▶ [Work item] Reproduce the article on remodeling policy making processes in full, word for word.

▶ [Study text]
---*---

It’s Time to Remodel Our Policy Making Processes
J. Kennerly Davis
As the world struggles to overcome the devastating consequences of the most severe economic dislocation since the Great Depression, evidence mounts that the epidemiological modeling used to justify draconian lockdowns across the country and around the world was terribly wrong, profoundly flawed and wildly inaccurate in its doomsday projections of cases, hospitalizations, and fatalities.
Most notably, on March 16, modelers at Imperial College in London projected that the Covid-19 virus could kill 500,000 Britons and 2.2 million Americans. Some questioned the assumptions apparently used in the Imperial College model and complained that its software code was not readily accessible for independent review and validation. Others expressed concern that the chief modeler had in the past grossly overstated the potential threats posed by other outbreaks, including the mad cow disease outbreaks in the 1980s and 1990s.
No matter. The psychological and political impact of the Imperial College modeling was immediate and overwhelming. Overnight, its frightening numbers defined the benchmark for public policy responses to the virus across the globe.
Other modeling done by the Institute for Health Metrics and Evaluation at the University of Washington (the “IHME”) has been less apocalyptic but still alarming. Earlier this month it was projecting that more than 147,000 Americans could die by the first part of August. IHME modelers have repeatedly modified their pandemic projections, frequently to correct them downward for actual outcomes that proved to be less dire than predicted. Dr. Birx has publicly questioned the accuracy of IHME modeling.

---*---

▶ [Extracted information]
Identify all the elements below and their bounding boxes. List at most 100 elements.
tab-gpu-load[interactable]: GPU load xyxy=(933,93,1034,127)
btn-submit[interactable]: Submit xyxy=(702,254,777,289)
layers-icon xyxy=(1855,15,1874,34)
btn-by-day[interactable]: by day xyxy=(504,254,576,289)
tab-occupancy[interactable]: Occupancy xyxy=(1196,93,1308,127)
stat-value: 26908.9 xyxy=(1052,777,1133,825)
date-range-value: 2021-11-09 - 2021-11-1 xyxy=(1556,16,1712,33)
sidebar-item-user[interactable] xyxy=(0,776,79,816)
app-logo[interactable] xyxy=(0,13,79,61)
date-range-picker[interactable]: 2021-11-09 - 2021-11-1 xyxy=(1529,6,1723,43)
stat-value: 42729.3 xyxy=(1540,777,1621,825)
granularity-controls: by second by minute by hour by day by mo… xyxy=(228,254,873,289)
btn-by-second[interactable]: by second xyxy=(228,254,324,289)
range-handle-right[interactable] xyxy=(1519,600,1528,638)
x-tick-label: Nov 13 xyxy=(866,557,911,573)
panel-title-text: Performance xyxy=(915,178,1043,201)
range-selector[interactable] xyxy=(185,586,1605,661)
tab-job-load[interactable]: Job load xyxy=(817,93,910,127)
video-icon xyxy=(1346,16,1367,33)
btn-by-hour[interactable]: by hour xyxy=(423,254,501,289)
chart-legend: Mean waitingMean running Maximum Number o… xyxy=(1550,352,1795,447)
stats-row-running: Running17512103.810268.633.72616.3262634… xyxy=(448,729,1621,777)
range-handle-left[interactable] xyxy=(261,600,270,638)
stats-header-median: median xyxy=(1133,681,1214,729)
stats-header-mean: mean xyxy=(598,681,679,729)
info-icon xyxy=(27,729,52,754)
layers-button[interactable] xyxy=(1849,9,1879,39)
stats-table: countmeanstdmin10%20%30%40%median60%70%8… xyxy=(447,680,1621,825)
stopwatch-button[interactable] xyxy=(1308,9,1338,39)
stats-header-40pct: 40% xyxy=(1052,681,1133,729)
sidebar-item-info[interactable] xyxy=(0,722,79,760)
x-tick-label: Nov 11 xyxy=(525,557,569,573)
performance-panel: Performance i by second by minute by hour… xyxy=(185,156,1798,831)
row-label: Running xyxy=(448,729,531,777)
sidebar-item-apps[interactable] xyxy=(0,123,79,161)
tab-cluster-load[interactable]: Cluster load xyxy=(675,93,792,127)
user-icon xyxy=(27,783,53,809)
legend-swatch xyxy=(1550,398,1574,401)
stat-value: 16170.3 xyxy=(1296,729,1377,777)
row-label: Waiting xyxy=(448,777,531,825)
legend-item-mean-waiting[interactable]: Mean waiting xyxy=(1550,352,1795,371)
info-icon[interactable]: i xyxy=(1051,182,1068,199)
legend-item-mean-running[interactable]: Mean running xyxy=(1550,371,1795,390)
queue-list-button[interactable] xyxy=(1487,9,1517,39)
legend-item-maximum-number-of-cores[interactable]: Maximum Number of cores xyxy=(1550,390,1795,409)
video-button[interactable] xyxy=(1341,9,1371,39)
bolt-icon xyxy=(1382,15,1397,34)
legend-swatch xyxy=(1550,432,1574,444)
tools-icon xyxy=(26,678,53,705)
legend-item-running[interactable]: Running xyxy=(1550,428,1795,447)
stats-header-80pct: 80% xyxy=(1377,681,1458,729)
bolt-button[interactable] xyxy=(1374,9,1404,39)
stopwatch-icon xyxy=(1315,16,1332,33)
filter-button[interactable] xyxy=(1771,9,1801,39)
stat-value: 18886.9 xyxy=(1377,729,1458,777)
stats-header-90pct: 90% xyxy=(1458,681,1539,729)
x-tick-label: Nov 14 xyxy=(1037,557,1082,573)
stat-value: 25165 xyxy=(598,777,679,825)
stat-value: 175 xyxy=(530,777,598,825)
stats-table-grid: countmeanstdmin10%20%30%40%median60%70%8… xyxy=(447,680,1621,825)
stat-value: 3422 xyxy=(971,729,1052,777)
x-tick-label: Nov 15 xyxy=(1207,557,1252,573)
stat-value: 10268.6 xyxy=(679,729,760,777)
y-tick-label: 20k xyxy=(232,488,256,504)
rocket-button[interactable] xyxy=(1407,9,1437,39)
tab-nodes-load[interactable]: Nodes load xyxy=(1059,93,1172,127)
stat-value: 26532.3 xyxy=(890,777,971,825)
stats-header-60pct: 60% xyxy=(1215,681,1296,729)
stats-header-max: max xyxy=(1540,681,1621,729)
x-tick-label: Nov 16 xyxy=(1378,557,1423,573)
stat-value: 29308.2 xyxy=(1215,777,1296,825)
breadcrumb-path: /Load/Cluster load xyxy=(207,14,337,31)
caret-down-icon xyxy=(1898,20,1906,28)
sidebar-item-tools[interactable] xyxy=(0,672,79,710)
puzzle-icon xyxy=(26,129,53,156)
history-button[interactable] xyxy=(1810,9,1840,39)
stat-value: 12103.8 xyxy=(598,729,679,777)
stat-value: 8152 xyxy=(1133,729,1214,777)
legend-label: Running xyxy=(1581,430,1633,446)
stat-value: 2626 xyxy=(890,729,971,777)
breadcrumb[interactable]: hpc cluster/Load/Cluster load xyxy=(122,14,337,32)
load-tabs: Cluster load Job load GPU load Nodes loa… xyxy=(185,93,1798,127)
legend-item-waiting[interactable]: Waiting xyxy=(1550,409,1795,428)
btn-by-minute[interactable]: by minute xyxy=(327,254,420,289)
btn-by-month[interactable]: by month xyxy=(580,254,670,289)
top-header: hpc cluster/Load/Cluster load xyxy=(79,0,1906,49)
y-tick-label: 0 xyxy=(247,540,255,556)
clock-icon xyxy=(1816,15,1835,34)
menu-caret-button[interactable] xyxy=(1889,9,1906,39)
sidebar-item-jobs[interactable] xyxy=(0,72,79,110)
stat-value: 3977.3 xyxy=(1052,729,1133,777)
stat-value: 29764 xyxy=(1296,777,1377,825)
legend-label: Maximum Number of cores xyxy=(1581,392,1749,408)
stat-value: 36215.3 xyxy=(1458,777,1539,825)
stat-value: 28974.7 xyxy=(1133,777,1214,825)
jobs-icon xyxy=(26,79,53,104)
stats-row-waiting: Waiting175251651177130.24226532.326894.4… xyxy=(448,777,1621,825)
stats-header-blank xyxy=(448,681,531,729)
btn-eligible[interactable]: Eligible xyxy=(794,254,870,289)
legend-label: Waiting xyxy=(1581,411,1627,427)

---*---

▶ [Task output]
It’s Time to Remodel Our Policy Making Processes
J. Kennerly Davis
As the world struggles to overcome the devastating consequences of the most severe economic dislocation since the Great Depression, evidence mounts that the epidemiological modeling used to justify draconian lockdowns across the country and around the world was terribly wrong, profoundly flawed and wildly inaccurate in its doomsday projections of cases, hospitalizations, and fatalities.
Most notably, on March 16, modelers at Imperial College in London projected that the Covid-19 virus could kill 500,000 Britons and 2.2 million Americans. Some questioned the assumptions apparently used in the Imperial College model and complained that its software code was not readily accessible for independent review and validation. Others expressed concern that the chief modeler had in the past grossly overstated the potential threats posed by other outbreaks, including the mad cow disease outbreaks in the 1980s and 1990s.
No matter. The psychological and political impact of the Imperial College modeling was immediate and overwhelming. Overnight, its frightening numbers defined the benchmark for public policy responses to the virus across the globe.
Other modeling done by the Institute for Health Metrics and Evaluation at the University of Washington (the “IHME”) has been less apocalyptic but still alarming. Earlier this month it was projecting that more than 147,000 Americans could die by the first part of August. IHME modelers have repeatedly modified their pandemic projections, frequently to correct them downward for actual outcomes that proved to be less dire than predicted. Dr. Birx has publicly questioned the accuracy of IHME modeling.